— start EXTRACTED MATERIAL —
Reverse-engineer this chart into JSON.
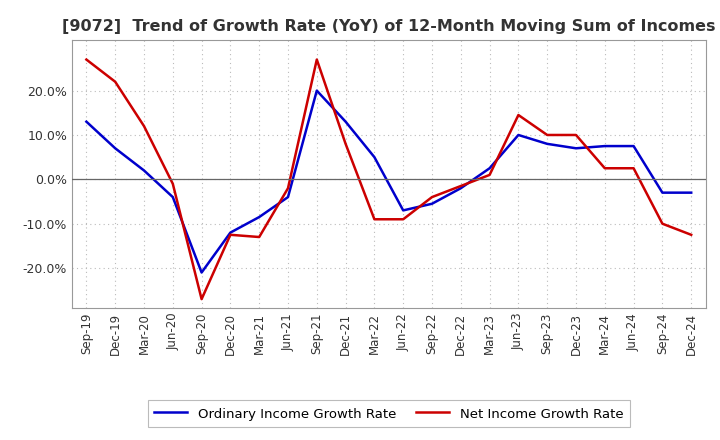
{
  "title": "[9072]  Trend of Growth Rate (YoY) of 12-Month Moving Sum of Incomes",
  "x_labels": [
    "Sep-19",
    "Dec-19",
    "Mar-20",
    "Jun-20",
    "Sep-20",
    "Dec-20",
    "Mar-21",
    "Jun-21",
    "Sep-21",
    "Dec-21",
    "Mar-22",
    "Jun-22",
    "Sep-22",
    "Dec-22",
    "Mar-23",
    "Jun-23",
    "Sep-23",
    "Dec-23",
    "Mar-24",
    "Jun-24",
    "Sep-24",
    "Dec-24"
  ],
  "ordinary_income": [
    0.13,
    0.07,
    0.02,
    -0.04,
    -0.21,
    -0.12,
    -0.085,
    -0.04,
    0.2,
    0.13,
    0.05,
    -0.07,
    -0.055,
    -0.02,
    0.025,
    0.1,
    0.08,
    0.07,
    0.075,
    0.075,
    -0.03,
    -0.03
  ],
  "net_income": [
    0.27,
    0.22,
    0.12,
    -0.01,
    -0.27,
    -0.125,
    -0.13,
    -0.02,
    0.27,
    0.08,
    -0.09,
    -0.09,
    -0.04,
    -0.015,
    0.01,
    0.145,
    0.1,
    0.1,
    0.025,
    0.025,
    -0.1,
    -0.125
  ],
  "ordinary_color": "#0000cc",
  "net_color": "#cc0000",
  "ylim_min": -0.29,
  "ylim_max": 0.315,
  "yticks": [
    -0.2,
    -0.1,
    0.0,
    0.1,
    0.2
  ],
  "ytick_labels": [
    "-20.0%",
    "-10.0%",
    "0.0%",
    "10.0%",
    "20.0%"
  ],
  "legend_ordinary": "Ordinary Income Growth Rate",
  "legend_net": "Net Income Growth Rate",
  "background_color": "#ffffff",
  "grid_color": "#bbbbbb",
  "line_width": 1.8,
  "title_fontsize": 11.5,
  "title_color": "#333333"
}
— end EXTRACTED MATERIAL —
YOUR TASK: All the records need to be repeated exactly, with the images dropped.

EXERCISE OUTPUT:
Reverse-engineer this chart into JSON.
{
  "title": "[9072]  Trend of Growth Rate (YoY) of 12-Month Moving Sum of Incomes",
  "x_labels": [
    "Sep-19",
    "Dec-19",
    "Mar-20",
    "Jun-20",
    "Sep-20",
    "Dec-20",
    "Mar-21",
    "Jun-21",
    "Sep-21",
    "Dec-21",
    "Mar-22",
    "Jun-22",
    "Sep-22",
    "Dec-22",
    "Mar-23",
    "Jun-23",
    "Sep-23",
    "Dec-23",
    "Mar-24",
    "Jun-24",
    "Sep-24",
    "Dec-24"
  ],
  "ordinary_income": [
    0.13,
    0.07,
    0.02,
    -0.04,
    -0.21,
    -0.12,
    -0.085,
    -0.04,
    0.2,
    0.13,
    0.05,
    -0.07,
    -0.055,
    -0.02,
    0.025,
    0.1,
    0.08,
    0.07,
    0.075,
    0.075,
    -0.03,
    -0.03
  ],
  "net_income": [
    0.27,
    0.22,
    0.12,
    -0.01,
    -0.27,
    -0.125,
    -0.13,
    -0.02,
    0.27,
    0.08,
    -0.09,
    -0.09,
    -0.04,
    -0.015,
    0.01,
    0.145,
    0.1,
    0.1,
    0.025,
    0.025,
    -0.1,
    -0.125
  ],
  "ordinary_color": "#0000cc",
  "net_color": "#cc0000",
  "ylim_min": -0.29,
  "ylim_max": 0.315,
  "yticks": [
    -0.2,
    -0.1,
    0.0,
    0.1,
    0.2
  ],
  "ytick_labels": [
    "-20.0%",
    "-10.0%",
    "0.0%",
    "10.0%",
    "20.0%"
  ],
  "legend_ordinary": "Ordinary Income Growth Rate",
  "legend_net": "Net Income Growth Rate",
  "background_color": "#ffffff",
  "grid_color": "#bbbbbb",
  "line_width": 1.8,
  "title_fontsize": 11.5,
  "title_color": "#333333"
}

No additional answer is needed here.